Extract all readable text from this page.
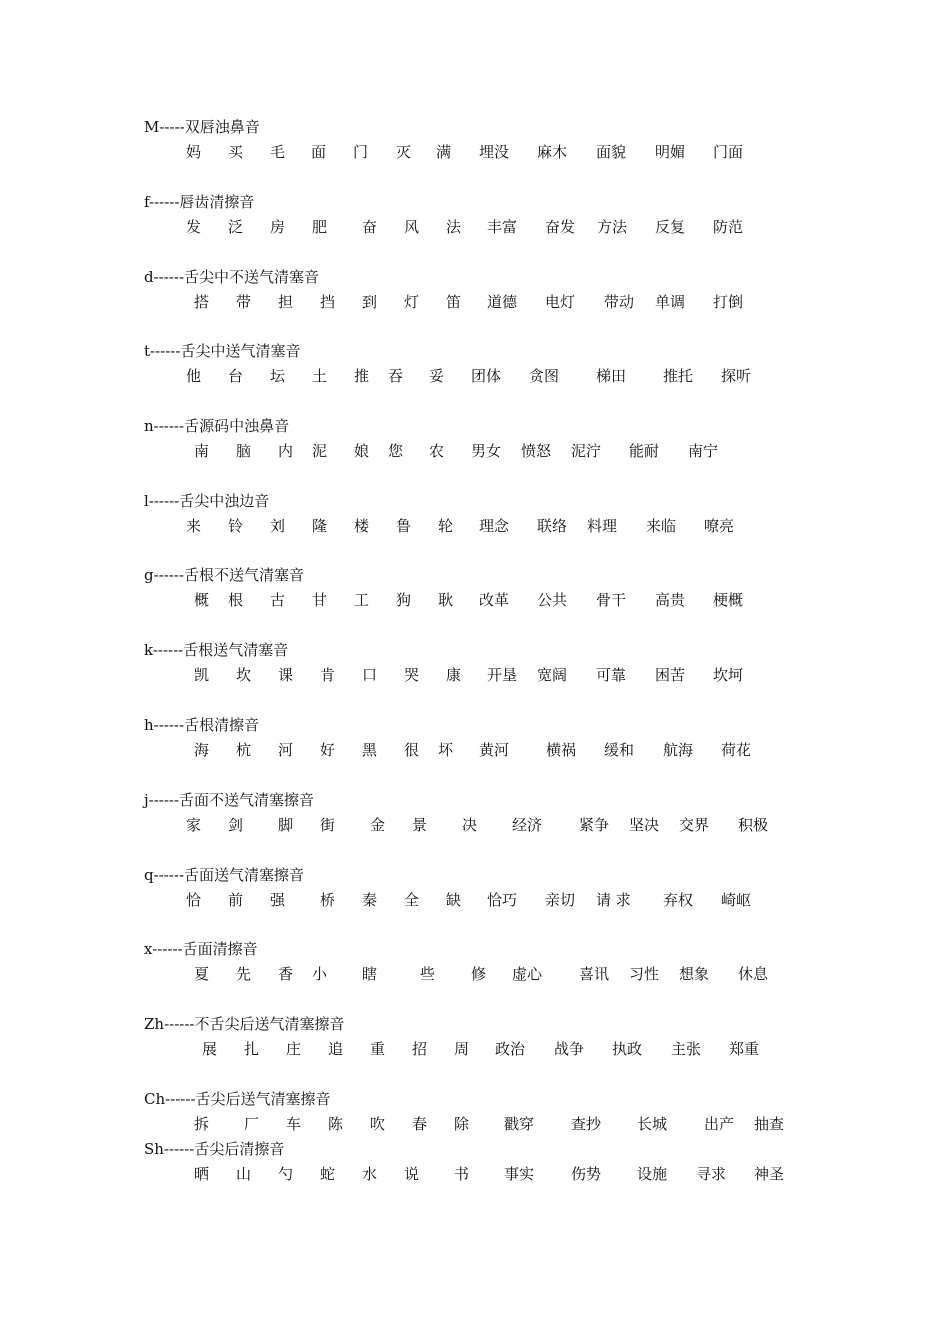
M-----双唇浊鼻音
妈 买 毛 面 门 灭 满 埋没 麻木 面貌 明媚 门面
f------唇齿清擦音
发 泛 房 肥 奋 风 法 丰富 奋发 方法 反复 防范
d------舌尖中不送气清塞音
搭 带 担 挡 到 灯 笛 道德 电灯 带动 单调 打倒
t------舌尖中送气清塞音
他 台 坛 土 推 吞 妥 团体 贪图 梯田 推托 探听
n------舌源码中浊鼻音
南 脑 内 泥 娘 您 农 男女 愤怒 泥泞 能耐 南宁
l------舌尖中浊边音
来 铃 刘 隆 楼 鲁 轮 理念 联络 料理 来临 嘹亮
g------舌根不送气清塞音
概 根 古 甘 工 狗 耿 改革 公共 骨干 高贵 梗概
k------舌根送气清塞音
凯 坎 课 肯 口 哭 康 开垦 宽阔 可靠 困苦 坎坷
h------舌根清擦音
海 杭 河 好 黑 很 坏 黄河 横祸 缓和 航海 荷花
j------舌面不送气清塞擦音
家 剑 脚 街 金 景 决 经济 紧争 坚决 交界 积极
q------舌面送气清塞擦音
恰 前 强 桥 秦 全 缺 恰巧 亲切 请 求 弃权 崎岖
x------舌面清擦音
夏 先 香 小 瞎	些 修 虚心 喜讯 习性 想象 休息
Zh------不舌尖后送气清塞擦音
展 扎 庄 追 重 招 周 政治 战争 执政 主张 郑重
Ch------舌尖后送气清塞擦音
拆 厂 车 陈 吹 春 除 戳穿 查抄 长城 出产 抽查
Sh------舌尖后清擦音
晒 山 勺 蛇 水 说 书 事实 伤势 设施 寻求 神圣
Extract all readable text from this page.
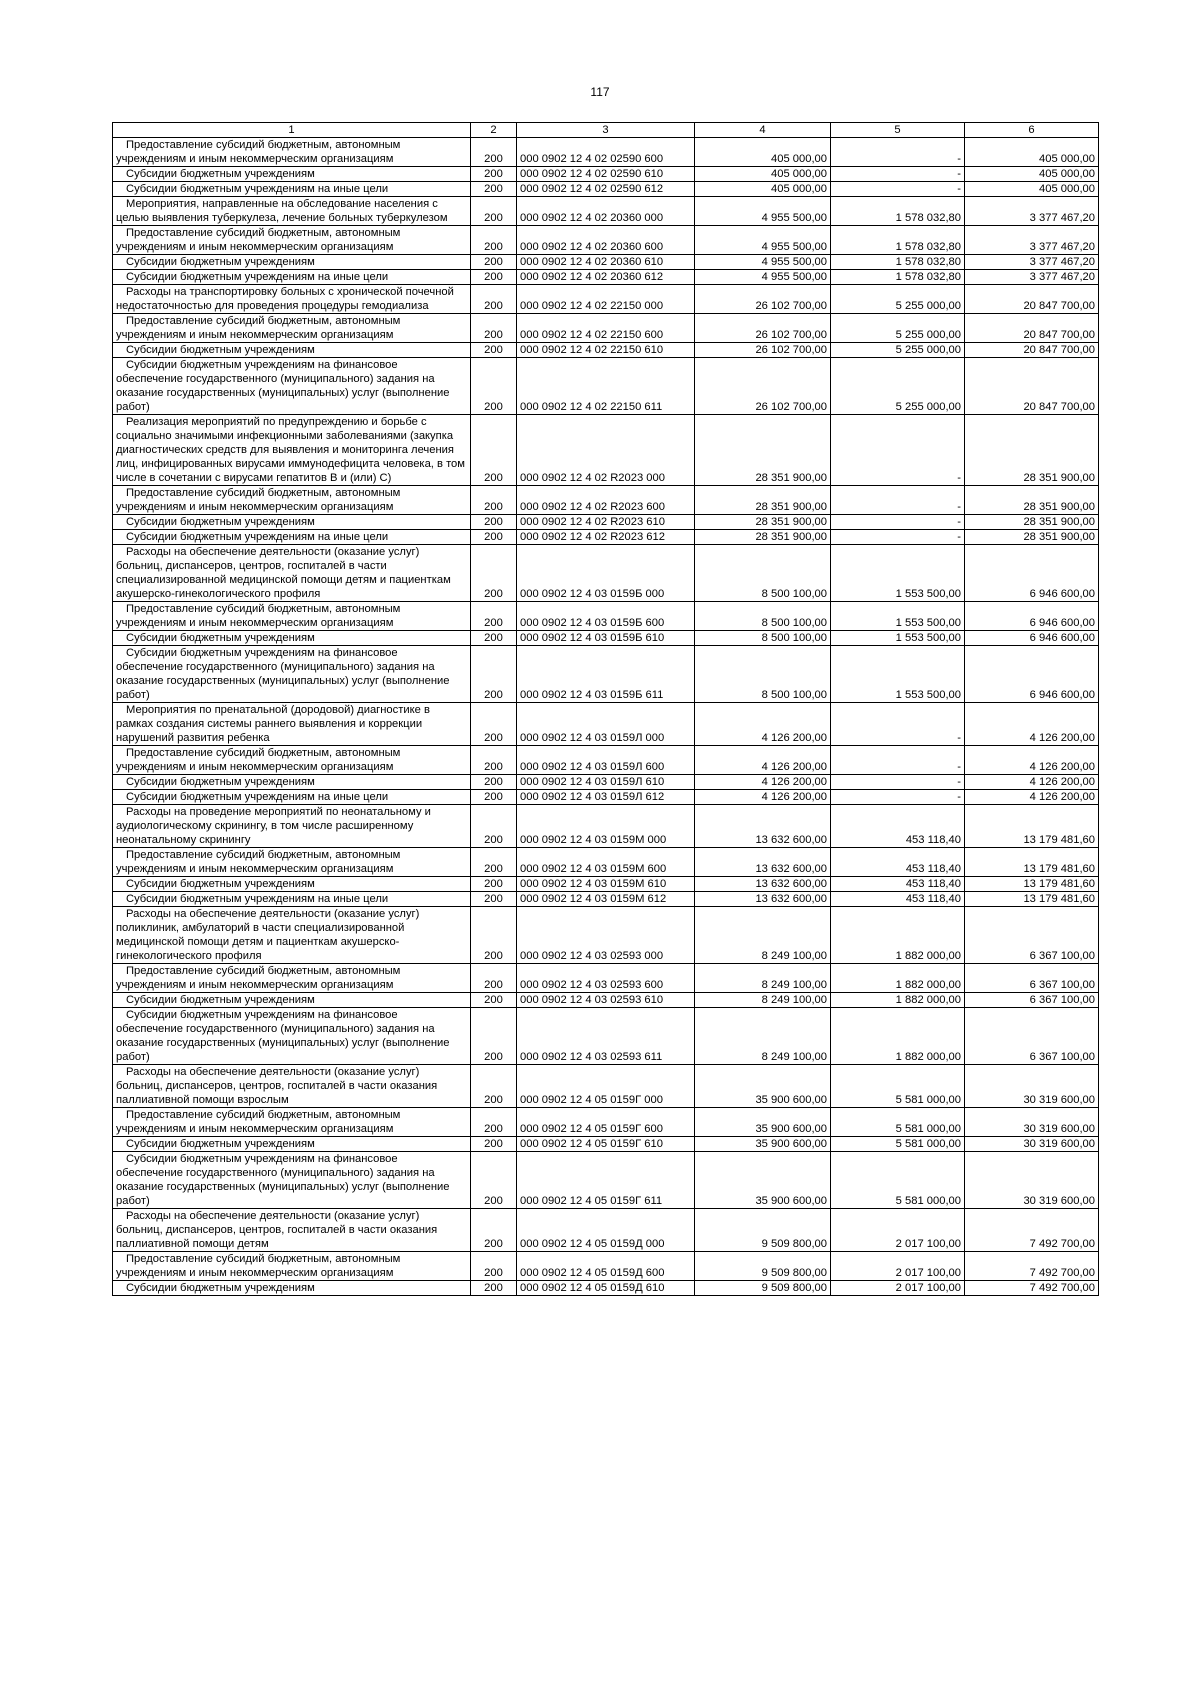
117
1	2	3	4	5	6
Предоставление субсидий бюджетным, автономным учреждениям и иным некоммерческим организациям	200	000 0902 12 4 02 02590 600	405 000,00	-	405 000,00
Субсидии бюджетным учреждениям	200	000 0902 12 4 02 02590 610	405 000,00	-	405 000,00
Субсидии бюджетным учреждениям на иные цели	200	000 0902 12 4 02 02590 612	405 000,00	-	405 000,00
Мероприятия, направленные на обследование населения с целью выявления туберкулеза, лечение больных туберкулезом	200	000 0902 12 4 02 20360 000	4 955 500,00	1 578 032,80	3 377 467,20
Предоставление субсидий бюджетным, автономным учреждениям и иным некоммерческим организациям	200	000 0902 12 4 02 20360 600	4 955 500,00	1 578 032,80	3 377 467,20
Субсидии бюджетным учреждениям	200	000 0902 12 4 02 20360 610	4 955 500,00	1 578 032,80	3 377 467,20
Субсидии бюджетным учреждениям на иные цели	200	000 0902 12 4 02 20360 612	4 955 500,00	1 578 032,80	3 377 467,20
Расходы на транспортировку больных с хронической почечной недостаточностью для проведения процедуры гемодиализа	200	000 0902 12 4 02 22150 000	26 102 700,00	5 255 000,00	20 847 700,00
Предоставление субсидий бюджетным, автономным учреждениям и иным некоммерческим организациям	200	000 0902 12 4 02 22150 600	26 102 700,00	5 255 000,00	20 847 700,00
Субсидии бюджетным учреждениям	200	000 0902 12 4 02 22150 610	26 102 700,00	5 255 000,00	20 847 700,00
Субсидии бюджетным учреждениям на финансовое обеспечение государственного (муниципального) задания на оказание государственных (муниципальных) услуг (выполнение работ)	200	000 0902 12 4 02 22150 611	26 102 700,00	5 255 000,00	20 847 700,00
Реализация мероприятий по предупреждению и борьбе с социально значимыми инфекционными заболеваниями (закупка диагностических средств для выявления и мониторинга лечения лиц, инфицированных вирусами иммунодефицита человека, в том числе в сочетании с вирусами гепатитов В и (или) С)	200	000 0902 12 4 02 R2023 000	28 351 900,00	-	28 351 900,00
Предоставление субсидий бюджетным, автономным учреждениям и иным некоммерческим организациям	200	000 0902 12 4 02 R2023 600	28 351 900,00	-	28 351 900,00
Субсидии бюджетным учреждениям	200	000 0902 12 4 02 R2023 610	28 351 900,00	-	28 351 900,00
Субсидии бюджетным учреждениям на иные цели	200	000 0902 12 4 02 R2023 612	28 351 900,00	-	28 351 900,00
Расходы на обеспечение деятельности (оказание услуг) больниц, диспансеров, центров, госпиталей в части специализированной медицинской помощи детям и пациенткам акушерско-гинекологического профиля	200	000 0902 12 4 03 0159Б 000	8 500 100,00	1 553 500,00	6 946 600,00
Предоставление субсидий бюджетным, автономным учреждениям и иным некоммерческим организациям	200	000 0902 12 4 03 0159Б 600	8 500 100,00	1 553 500,00	6 946 600,00
Субсидии бюджетным учреждениям	200	000 0902 12 4 03 0159Б 610	8 500 100,00	1 553 500,00	6 946 600,00
Субсидии бюджетным учреждениям на финансовое обеспечение государственного (муниципального) задания на оказание государственных (муниципальных) услуг (выполнение работ)	200	000 0902 12 4 03 0159Б 611	8 500 100,00	1 553 500,00	6 946 600,00
Мероприятия по пренатальной (дородовой) диагностике в рамках создания системы раннего выявления и коррекции нарушений развития ребенка	200	000 0902 12 4 03 0159Л 000	4 126 200,00	-	4 126 200,00
Предоставление субсидий бюджетным, автономным учреждениям и иным некоммерческим организациям	200	000 0902 12 4 03 0159Л 600	4 126 200,00	-	4 126 200,00
Субсидии бюджетным учреждениям	200	000 0902 12 4 03 0159Л 610	4 126 200,00	-	4 126 200,00
Субсидии бюджетным учреждениям на иные цели	200	000 0902 12 4 03 0159Л 612	4 126 200,00	-	4 126 200,00
Расходы на проведение мероприятий по неонатальному и аудиологическому скринингу, в том числе расширенному неонатальному скринингу	200	000 0902 12 4 03 0159М 000	13 632 600,00	453 118,40	13 179 481,60
Предоставление субсидий бюджетным, автономным учреждениям и иным некоммерческим организациям	200	000 0902 12 4 03 0159М 600	13 632 600,00	453 118,40	13 179 481,60
Субсидии бюджетным учреждениям	200	000 0902 12 4 03 0159М 610	13 632 600,00	453 118,40	13 179 481,60
Субсидии бюджетным учреждениям на иные цели	200	000 0902 12 4 03 0159М 612	13 632 600,00	453 118,40	13 179 481,60
Расходы на обеспечение деятельности (оказание услуг) поликлиник, амбулаторий в части специализированной медицинской помощи детям и пациенткам акушерско-гинекологического профиля	200	000 0902 12 4 03 02593 000	8 249 100,00	1 882 000,00	6 367 100,00
Предоставление субсидий бюджетным, автономным учреждениям и иным некоммерческим организациям	200	000 0902 12 4 03 02593 600	8 249 100,00	1 882 000,00	6 367 100,00
Субсидии бюджетным учреждениям	200	000 0902 12 4 03 02593 610	8 249 100,00	1 882 000,00	6 367 100,00
Субсидии бюджетным учреждениям на финансовое обеспечение государственного (муниципального) задания на оказание государственных (муниципальных) услуг (выполнение работ)	200	000 0902 12 4 03 02593 611	8 249 100,00	1 882 000,00	6 367 100,00
Расходы на обеспечение деятельности (оказание услуг) больниц, диспансеров, центров, госпиталей в части оказания паллиативной помощи взрослым	200	000 0902 12 4 05 0159Г 000	35 900 600,00	5 581 000,00	30 319 600,00
Предоставление субсидий бюджетным, автономным учреждениям и иным некоммерческим организациям	200	000 0902 12 4 05 0159Г 600	35 900 600,00	5 581 000,00	30 319 600,00
Субсидии бюджетным учреждениям	200	000 0902 12 4 05 0159Г 610	35 900 600,00	5 581 000,00	30 319 600,00
Субсидии бюджетным учреждениям на финансовое обеспечение государственного (муниципального) задания на оказание государственных (муниципальных) услуг (выполнение работ)	200	000 0902 12 4 05 0159Г 611	35 900 600,00	5 581 000,00	30 319 600,00
Расходы на обеспечение деятельности (оказание услуг) больниц, диспансеров, центров, госпиталей в части оказания паллиативной помощи детям	200	000 0902 12 4 05 0159Д 000	9 509 800,00	2 017 100,00	7 492 700,00
Предоставление субсидий бюджетным, автономным учреждениям и иным некоммерческим организациям	200	000 0902 12 4 05 0159Д 600	9 509 800,00	2 017 100,00	7 492 700,00
Субсидии бюджетным учреждениям	200	000 0902 12 4 05 0159Д 610	9 509 800,00	2 017 100,00	7 492 700,00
• • • • • • •
• Written problem: Look through the records and gather each line with the word "задания".

• Exercise output:
Субсидии бюджетным учреждениям на финансовое обеспечение государственного (муниципального) задания на оказание государственных (муниципальных) услуг (выполнение работ)	200	000 0902 12 4 02 22150 611	26 102 700,00	5 255 000,00	20 847 700,00
Субсидии бюджетным учреждениям на финансовое обеспечение государственного (муниципального) задания на оказание государственных (муниципальных) услуг (выполнение работ)	200	000 0902 12 4 03 0159Б 611	8 500 100,00	1 553 500,00	6 946 600,00
Субсидии бюджетным учреждениям на финансовое обеспечение государственного (муниципального) задания на оказание государственных (муниципальных) услуг (выполнение работ)	200	000 0902 12 4 03 02593 611	8 249 100,00	1 882 000,00	6 367 100,00
Субсидии бюджетным учреждениям на финансовое обеспечение государственного (муниципального) задания на оказание государственных (муниципальных) услуг (выполнение работ)	200	000 0902 12 4 05 0159Г 611	35 900 600,00	5 581 000,00	30 319 600,00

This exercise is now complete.